(Collection entries)
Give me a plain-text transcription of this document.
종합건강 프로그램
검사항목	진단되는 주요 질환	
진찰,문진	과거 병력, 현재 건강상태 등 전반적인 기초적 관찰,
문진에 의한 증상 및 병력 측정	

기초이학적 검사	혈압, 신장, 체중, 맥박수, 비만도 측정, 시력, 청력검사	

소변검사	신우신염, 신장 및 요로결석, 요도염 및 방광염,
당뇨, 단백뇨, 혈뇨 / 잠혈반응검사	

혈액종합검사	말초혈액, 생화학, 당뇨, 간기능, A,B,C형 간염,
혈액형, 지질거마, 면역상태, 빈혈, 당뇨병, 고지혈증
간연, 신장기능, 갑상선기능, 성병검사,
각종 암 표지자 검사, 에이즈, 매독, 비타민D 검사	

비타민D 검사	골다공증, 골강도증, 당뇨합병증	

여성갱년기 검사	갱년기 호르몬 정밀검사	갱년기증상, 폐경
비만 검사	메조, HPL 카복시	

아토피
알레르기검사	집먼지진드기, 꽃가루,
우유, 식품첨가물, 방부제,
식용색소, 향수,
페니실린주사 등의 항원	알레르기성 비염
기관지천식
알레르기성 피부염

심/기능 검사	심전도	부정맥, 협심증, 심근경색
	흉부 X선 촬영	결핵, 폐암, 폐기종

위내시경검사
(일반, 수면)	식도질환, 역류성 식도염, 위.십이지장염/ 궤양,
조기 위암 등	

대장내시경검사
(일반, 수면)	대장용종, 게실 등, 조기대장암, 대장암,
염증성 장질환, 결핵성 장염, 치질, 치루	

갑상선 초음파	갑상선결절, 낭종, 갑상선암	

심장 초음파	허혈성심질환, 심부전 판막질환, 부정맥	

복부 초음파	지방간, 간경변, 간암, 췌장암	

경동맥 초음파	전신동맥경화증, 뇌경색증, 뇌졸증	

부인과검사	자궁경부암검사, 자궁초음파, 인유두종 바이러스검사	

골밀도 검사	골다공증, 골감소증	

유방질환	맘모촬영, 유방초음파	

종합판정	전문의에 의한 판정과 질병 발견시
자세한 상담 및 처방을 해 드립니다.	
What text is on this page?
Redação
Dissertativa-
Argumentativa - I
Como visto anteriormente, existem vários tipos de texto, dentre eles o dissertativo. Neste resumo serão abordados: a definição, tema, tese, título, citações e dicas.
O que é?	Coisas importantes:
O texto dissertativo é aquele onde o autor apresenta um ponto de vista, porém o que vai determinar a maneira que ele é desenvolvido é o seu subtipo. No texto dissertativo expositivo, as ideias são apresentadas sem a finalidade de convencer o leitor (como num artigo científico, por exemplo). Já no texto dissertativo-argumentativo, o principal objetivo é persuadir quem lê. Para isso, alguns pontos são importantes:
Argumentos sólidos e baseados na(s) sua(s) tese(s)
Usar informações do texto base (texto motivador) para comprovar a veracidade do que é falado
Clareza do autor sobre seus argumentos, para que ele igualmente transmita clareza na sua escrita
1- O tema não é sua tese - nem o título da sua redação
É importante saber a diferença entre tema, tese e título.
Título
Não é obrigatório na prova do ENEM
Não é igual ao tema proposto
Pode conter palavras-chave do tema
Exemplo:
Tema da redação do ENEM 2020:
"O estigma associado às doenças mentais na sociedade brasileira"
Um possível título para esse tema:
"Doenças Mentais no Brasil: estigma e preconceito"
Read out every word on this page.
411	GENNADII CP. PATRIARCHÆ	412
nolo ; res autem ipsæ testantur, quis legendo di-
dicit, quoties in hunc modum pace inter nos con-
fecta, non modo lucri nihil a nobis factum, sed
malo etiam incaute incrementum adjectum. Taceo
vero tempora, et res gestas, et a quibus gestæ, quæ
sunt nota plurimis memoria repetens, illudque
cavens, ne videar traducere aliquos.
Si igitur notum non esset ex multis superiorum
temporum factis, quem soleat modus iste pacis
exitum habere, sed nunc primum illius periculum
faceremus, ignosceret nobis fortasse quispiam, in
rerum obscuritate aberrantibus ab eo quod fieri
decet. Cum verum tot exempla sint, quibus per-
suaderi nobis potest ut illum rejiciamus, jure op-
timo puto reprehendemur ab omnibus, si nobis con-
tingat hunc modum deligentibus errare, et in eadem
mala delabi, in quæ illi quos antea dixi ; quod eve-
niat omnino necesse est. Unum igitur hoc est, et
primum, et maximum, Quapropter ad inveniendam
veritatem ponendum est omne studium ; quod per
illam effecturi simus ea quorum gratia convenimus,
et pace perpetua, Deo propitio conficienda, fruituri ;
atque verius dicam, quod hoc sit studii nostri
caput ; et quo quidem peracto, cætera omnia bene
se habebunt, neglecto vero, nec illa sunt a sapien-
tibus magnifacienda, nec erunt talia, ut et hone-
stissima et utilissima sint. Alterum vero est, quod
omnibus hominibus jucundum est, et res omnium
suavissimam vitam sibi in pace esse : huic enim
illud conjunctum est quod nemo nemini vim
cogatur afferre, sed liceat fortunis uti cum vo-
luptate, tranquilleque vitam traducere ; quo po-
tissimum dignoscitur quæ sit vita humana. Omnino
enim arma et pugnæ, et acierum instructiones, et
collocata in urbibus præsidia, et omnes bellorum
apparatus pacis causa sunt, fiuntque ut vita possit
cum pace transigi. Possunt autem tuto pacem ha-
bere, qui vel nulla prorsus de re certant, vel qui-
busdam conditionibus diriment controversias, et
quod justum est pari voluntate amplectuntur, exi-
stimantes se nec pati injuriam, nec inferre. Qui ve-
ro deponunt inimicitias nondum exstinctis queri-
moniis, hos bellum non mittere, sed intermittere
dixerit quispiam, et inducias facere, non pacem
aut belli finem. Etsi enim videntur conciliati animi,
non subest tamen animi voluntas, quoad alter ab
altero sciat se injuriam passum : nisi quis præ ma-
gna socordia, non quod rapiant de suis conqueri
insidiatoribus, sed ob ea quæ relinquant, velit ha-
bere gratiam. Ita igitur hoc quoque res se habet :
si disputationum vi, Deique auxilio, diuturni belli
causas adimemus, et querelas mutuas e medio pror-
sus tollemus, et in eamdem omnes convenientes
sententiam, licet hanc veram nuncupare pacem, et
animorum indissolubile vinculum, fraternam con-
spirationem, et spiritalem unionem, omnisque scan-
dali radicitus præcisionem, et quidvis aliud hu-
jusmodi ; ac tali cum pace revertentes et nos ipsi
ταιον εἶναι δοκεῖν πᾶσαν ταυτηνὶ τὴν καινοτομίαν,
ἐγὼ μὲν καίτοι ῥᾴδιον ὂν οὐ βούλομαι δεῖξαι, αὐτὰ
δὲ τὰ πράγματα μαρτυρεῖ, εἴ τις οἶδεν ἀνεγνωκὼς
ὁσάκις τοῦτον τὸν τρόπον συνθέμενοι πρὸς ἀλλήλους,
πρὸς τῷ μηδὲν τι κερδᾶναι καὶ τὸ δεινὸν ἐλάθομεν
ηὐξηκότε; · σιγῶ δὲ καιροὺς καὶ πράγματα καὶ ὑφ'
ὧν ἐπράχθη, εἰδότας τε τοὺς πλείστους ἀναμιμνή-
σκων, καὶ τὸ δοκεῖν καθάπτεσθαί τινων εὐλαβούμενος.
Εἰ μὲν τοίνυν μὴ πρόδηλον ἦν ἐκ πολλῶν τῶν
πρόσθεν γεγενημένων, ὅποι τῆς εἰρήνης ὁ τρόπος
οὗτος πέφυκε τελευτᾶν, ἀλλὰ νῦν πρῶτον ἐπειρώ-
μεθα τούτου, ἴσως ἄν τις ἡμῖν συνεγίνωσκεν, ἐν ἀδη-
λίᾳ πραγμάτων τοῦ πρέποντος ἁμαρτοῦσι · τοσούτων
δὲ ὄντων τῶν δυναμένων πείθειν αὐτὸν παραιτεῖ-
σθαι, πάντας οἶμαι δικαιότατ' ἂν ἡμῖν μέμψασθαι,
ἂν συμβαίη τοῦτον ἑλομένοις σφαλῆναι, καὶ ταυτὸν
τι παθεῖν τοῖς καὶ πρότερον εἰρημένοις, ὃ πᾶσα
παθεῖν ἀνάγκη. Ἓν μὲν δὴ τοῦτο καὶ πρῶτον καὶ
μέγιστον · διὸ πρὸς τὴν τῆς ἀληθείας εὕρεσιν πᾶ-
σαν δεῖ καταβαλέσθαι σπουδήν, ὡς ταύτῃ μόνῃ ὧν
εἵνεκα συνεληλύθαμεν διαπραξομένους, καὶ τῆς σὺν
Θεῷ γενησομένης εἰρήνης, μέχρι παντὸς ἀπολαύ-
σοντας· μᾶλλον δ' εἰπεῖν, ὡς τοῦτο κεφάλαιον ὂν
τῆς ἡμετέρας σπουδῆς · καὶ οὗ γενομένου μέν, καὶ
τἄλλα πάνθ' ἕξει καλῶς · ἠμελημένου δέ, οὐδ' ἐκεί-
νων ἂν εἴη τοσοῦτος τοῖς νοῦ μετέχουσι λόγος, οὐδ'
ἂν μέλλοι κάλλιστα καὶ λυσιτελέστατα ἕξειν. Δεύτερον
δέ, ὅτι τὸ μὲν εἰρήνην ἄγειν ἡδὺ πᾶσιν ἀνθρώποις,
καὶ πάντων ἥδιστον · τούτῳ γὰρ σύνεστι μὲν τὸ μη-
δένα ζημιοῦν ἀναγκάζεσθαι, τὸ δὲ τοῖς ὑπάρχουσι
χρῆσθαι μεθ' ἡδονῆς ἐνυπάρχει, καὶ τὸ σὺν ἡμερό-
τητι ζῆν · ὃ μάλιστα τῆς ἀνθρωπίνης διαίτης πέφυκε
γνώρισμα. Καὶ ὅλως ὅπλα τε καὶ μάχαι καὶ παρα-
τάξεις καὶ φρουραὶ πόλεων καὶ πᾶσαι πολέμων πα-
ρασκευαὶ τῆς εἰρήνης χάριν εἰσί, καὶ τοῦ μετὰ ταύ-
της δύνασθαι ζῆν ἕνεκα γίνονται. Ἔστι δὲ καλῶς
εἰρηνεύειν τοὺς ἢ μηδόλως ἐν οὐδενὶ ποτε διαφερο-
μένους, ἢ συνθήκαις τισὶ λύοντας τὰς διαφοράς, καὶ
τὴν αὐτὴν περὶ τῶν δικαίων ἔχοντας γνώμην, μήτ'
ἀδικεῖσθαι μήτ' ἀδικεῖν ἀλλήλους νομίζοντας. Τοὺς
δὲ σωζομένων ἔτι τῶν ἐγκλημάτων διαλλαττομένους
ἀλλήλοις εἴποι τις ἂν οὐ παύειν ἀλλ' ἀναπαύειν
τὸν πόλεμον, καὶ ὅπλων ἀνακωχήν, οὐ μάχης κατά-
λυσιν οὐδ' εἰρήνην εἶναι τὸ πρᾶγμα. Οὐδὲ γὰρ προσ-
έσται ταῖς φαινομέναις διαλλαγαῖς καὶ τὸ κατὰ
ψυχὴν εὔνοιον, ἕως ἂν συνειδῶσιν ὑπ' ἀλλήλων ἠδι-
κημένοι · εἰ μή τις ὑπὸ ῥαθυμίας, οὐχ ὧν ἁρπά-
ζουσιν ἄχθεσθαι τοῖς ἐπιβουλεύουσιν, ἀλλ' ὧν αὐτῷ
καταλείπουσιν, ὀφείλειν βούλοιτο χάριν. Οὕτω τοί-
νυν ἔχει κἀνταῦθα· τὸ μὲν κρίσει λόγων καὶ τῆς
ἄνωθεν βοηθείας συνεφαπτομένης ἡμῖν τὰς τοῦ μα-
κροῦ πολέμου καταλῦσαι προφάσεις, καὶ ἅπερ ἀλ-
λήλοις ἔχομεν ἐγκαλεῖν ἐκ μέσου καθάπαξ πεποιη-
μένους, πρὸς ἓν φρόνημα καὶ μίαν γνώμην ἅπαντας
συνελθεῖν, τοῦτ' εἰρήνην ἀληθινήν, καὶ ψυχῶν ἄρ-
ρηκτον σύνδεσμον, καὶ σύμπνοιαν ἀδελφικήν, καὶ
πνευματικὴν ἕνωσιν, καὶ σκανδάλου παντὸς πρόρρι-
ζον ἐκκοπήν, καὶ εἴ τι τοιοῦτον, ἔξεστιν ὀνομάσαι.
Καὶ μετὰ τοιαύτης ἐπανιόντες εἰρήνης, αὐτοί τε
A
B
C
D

» Short exercise:
From the listing above, pick out every line containing "γνώμην".

» Answer for the task:
τὴν αὐτὴν περὶ τῶν δικαίων ἔχοντας γνώμην, μήτ'
μένους, πρὸς ἓν φρόνημα καὶ μίαν γνώμην ἅπαντας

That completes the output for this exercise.